● PROBLEM: Output the full listing below, keeping each line exact.

● STORED DATA:
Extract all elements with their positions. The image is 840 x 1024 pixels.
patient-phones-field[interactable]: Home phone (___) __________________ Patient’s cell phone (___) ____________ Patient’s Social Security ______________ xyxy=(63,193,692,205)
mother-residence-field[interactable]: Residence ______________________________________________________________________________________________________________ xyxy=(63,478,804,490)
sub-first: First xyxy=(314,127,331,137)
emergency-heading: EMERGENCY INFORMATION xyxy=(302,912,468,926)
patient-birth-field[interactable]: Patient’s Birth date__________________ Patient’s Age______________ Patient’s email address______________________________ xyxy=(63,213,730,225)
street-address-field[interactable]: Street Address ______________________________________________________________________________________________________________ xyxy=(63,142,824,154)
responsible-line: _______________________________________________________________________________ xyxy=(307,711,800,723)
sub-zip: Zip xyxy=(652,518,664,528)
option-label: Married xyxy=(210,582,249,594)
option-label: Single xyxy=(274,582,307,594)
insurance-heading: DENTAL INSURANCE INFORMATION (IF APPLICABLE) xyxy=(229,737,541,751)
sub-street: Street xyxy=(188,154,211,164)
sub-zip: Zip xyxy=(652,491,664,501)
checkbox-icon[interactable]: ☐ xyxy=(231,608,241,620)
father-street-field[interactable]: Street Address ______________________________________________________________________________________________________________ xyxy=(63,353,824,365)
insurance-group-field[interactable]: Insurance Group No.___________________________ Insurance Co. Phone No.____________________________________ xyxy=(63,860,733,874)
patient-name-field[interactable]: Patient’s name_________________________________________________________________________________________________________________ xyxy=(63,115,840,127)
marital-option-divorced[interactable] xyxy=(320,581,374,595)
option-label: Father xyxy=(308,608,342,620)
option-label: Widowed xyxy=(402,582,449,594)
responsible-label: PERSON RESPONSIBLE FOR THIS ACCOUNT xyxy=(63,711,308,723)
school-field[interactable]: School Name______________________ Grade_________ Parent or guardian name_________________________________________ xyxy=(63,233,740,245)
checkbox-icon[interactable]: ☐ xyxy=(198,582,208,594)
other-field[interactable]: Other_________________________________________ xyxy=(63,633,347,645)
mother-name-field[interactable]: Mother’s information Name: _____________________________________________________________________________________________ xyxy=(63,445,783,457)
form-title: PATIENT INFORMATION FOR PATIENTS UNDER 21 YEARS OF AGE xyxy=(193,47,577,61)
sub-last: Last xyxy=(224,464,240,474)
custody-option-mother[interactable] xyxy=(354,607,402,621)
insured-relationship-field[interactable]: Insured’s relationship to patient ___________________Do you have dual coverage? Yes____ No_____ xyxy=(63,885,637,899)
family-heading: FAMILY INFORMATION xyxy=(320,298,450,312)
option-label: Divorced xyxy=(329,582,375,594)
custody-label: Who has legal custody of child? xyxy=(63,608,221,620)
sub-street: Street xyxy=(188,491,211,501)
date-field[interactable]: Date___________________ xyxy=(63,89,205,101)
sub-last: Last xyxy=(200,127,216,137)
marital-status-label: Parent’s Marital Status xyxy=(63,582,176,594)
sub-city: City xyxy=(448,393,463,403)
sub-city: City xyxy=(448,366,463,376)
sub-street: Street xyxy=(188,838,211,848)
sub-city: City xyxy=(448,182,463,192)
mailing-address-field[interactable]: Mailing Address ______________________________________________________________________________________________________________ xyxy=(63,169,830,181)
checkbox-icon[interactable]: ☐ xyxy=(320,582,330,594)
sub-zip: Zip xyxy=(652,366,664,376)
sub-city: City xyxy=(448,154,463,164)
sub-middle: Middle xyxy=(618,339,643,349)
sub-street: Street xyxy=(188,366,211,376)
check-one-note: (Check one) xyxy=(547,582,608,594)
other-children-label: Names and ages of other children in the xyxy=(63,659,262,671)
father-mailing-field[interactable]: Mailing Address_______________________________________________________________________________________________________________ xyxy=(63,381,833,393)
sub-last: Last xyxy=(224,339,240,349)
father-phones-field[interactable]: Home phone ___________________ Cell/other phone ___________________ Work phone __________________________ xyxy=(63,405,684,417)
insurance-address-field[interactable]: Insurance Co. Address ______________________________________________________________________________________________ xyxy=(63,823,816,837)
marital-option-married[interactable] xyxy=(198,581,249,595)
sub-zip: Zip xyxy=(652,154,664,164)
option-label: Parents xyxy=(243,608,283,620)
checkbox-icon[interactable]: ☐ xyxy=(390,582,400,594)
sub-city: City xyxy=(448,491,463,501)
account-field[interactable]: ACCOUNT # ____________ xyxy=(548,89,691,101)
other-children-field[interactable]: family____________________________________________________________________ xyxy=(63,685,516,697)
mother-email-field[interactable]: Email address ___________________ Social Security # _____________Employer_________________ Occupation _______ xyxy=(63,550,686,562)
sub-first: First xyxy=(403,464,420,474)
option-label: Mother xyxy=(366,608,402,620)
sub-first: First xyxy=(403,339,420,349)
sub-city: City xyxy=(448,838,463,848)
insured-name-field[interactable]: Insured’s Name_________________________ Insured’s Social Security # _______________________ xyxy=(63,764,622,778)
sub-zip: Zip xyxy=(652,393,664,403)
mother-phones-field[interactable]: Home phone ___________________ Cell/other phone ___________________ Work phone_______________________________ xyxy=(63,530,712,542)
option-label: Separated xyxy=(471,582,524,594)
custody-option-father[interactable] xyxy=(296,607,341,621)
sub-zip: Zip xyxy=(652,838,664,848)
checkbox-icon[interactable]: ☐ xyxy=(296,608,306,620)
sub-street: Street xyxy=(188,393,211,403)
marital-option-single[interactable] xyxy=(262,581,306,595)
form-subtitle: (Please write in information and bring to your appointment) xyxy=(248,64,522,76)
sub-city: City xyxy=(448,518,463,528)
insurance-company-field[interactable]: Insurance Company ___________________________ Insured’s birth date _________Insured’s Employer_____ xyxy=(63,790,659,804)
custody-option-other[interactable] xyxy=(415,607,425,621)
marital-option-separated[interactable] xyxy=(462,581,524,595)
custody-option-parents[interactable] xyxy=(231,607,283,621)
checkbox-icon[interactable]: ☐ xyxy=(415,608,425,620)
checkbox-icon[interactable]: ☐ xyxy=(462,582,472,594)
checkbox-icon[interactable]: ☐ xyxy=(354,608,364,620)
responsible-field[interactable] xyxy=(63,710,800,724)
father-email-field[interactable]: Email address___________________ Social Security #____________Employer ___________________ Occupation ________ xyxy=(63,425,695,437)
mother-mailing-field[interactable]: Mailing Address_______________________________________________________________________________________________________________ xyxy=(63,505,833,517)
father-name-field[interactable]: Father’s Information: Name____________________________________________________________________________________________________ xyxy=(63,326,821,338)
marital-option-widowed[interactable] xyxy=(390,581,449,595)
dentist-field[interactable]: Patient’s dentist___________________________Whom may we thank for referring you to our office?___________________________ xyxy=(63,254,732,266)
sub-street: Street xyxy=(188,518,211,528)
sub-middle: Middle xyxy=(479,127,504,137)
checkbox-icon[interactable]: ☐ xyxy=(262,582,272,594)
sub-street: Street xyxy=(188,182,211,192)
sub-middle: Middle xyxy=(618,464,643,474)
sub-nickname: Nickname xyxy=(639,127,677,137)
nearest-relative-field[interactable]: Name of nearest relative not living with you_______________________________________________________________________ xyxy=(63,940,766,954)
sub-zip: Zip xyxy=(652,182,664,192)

● ANSWER BOX:
Extract all elements with their positions. The image is 840 x 1024 pixels.
patient-phones-field[interactable]: Home phone (___) __________________ Patient’s cell phone (___) ____________ Patient’s Social Security ______________ xyxy=(63,193,692,205)
mother-residence-field[interactable]: Residence ______________________________________________________________________________________________________________ xyxy=(63,478,804,490)
sub-first: First xyxy=(314,127,331,137)
emergency-heading: EMERGENCY INFORMATION xyxy=(302,912,468,926)
patient-birth-field[interactable]: Patient’s Birth date__________________ Patient’s Age______________ Patient’s email address______________________________ xyxy=(63,213,730,225)
street-address-field[interactable]: Street Address ______________________________________________________________________________________________________________ xyxy=(63,142,824,154)
responsible-line: _______________________________________________________________________________ xyxy=(307,711,800,723)
sub-zip: Zip xyxy=(652,518,664,528)
option-label: Married xyxy=(210,582,249,594)
option-label: Single xyxy=(274,582,307,594)
insurance-heading: DENTAL INSURANCE INFORMATION (IF APPLICABLE) xyxy=(229,737,541,751)
sub-street: Street xyxy=(188,154,211,164)
sub-zip: Zip xyxy=(652,491,664,501)
checkbox-icon[interactable]: ☐ xyxy=(231,608,241,620)
father-street-field[interactable]: Street Address ______________________________________________________________________________________________________________ xyxy=(63,353,824,365)
insurance-group-field[interactable]: Insurance Group No.___________________________ Insurance Co. Phone No.____________________________________ xyxy=(63,860,733,874)
patient-name-field[interactable]: Patient’s name_________________________________________________________________________________________________________________ xyxy=(63,115,840,127)
marital-option-divorced[interactable] xyxy=(320,581,374,595)
option-label: Father xyxy=(308,608,342,620)
option-label: Widowed xyxy=(402,582,449,594)
responsible-label: PERSON RESPONSIBLE FOR THIS ACCOUNT xyxy=(63,711,308,723)
school-field[interactable]: School Name______________________ Grade_________ Parent or guardian name_________________________________________ xyxy=(63,233,740,245)
checkbox-icon[interactable]: ☐ xyxy=(198,582,208,594)
other-field[interactable]: Other_________________________________________ xyxy=(63,633,347,645)
mother-name-field[interactable]: Mother’s information Name: _____________________________________________________________________________________________ xyxy=(63,445,783,457)
form-title: PATIENT INFORMATION FOR PATIENTS UNDER 21 YEARS OF AGE xyxy=(193,47,577,61)
sub-last: Last xyxy=(224,464,240,474)
custody-option-mother[interactable] xyxy=(354,607,402,621)
insured-relationship-field[interactable]: Insured’s relationship to patient ___________________Do you have dual coverage? Yes____ No_____ xyxy=(63,885,637,899)
family-heading: FAMILY INFORMATION xyxy=(320,298,450,312)
option-label: Divorced xyxy=(329,582,375,594)
custody-label: Who has legal custody of child? xyxy=(63,608,221,620)
sub-street: Street xyxy=(188,491,211,501)
date-field[interactable]: Date___________________ xyxy=(63,89,205,101)
sub-last: Last xyxy=(200,127,216,137)
marital-status-label: Parent’s Marital Status xyxy=(63,582,176,594)
sub-city: City xyxy=(448,393,463,403)
sub-city: City xyxy=(448,366,463,376)
sub-street: Street xyxy=(188,838,211,848)
sub-city: City xyxy=(448,182,463,192)
mailing-address-field[interactable]: Mailing Address ______________________________________________________________________________________________________________ xyxy=(63,169,830,181)
checkbox-icon[interactable]: ☐ xyxy=(320,582,330,594)
sub-zip: Zip xyxy=(652,366,664,376)
sub-city: City xyxy=(448,154,463,164)
sub-middle: Middle xyxy=(618,339,643,349)
sub-street: Street xyxy=(188,366,211,376)
check-one-note: (Check one) xyxy=(547,582,608,594)
other-children-label: Names and ages of other children in the xyxy=(63,659,262,671)
father-mailing-field[interactable]: Mailing Address_______________________________________________________________________________________________________________ xyxy=(63,381,833,393)
sub-last: Last xyxy=(224,339,240,349)
father-phones-field[interactable]: Home phone ___________________ Cell/other phone ___________________ Work phone __________________________ xyxy=(63,405,684,417)
insurance-address-field[interactable]: Insurance Co. Address ______________________________________________________________________________________________ xyxy=(63,823,816,837)
marital-option-married[interactable] xyxy=(198,581,249,595)
sub-zip: Zip xyxy=(652,154,664,164)
option-label: Parents xyxy=(243,608,283,620)
checkbox-icon[interactable]: ☐ xyxy=(390,582,400,594)
sub-city: City xyxy=(448,491,463,501)
account-field[interactable]: ACCOUNT # ____________ xyxy=(548,89,691,101)
other-children-field[interactable]: family____________________________________________________________________ xyxy=(63,685,516,697)
mother-email-field[interactable]: Email address ___________________ Social Security # _____________Employer_________________ Occupation _______ xyxy=(63,550,686,562)
sub-first: First xyxy=(403,464,420,474)
option-label: Mother xyxy=(366,608,402,620)
sub-first: First xyxy=(403,339,420,349)
sub-city: City xyxy=(448,838,463,848)
insured-name-field[interactable]: Insured’s Name_________________________ Insured’s Social Security # _______________________ xyxy=(63,764,622,778)
sub-zip: Zip xyxy=(652,393,664,403)
mother-phones-field[interactable]: Home phone ___________________ Cell/other phone ___________________ Work phone_______________________________ xyxy=(63,530,712,542)
option-label: Separated xyxy=(471,582,524,594)
custody-option-father[interactable] xyxy=(296,607,341,621)
sub-zip: Zip xyxy=(652,838,664,848)
checkbox-icon[interactable]: ☐ xyxy=(296,608,306,620)
sub-street: Street xyxy=(188,393,211,403)
marital-option-single[interactable] xyxy=(262,581,306,595)
form-subtitle: (Please write in information and bring to your appointment) xyxy=(248,64,522,76)
sub-city: City xyxy=(448,518,463,528)
insurance-company-field[interactable]: Insurance Company ___________________________ Insured’s birth date _________Insured’s Employer_____ xyxy=(63,790,659,804)
custody-option-other[interactable] xyxy=(415,607,425,621)
marital-option-separated[interactable] xyxy=(462,581,524,595)
custody-option-parents[interactable] xyxy=(231,607,283,621)
checkbox-icon[interactable]: ☐ xyxy=(415,608,425,620)
checkbox-icon[interactable]: ☐ xyxy=(462,582,472,594)
checkbox-icon[interactable]: ☐ xyxy=(354,608,364,620)
responsible-field[interactable] xyxy=(63,710,800,724)
father-email-field[interactable]: Email address___________________ Social Security #____________Employer ___________________ Occupation ________ xyxy=(63,425,695,437)
mother-mailing-field[interactable]: Mailing Address_______________________________________________________________________________________________________________ xyxy=(63,505,833,517)
father-name-field[interactable]: Father’s Information: Name____________________________________________________________________________________________________ xyxy=(63,326,821,338)
marital-option-widowed[interactable] xyxy=(390,581,449,595)
dentist-field[interactable]: Patient’s dentist___________________________Whom may we thank for referring you to our office?___________________________ xyxy=(63,254,732,266)
sub-street: Street xyxy=(188,518,211,528)
sub-middle: Middle xyxy=(479,127,504,137)
checkbox-icon[interactable]: ☐ xyxy=(262,582,272,594)
sub-street: Street xyxy=(188,182,211,192)
sub-middle: Middle xyxy=(618,464,643,474)
sub-nickname: Nickname xyxy=(639,127,677,137)
nearest-relative-field[interactable]: Name of nearest relative not living with you_______________________________________________________________________ xyxy=(63,940,766,954)
sub-zip: Zip xyxy=(652,182,664,192)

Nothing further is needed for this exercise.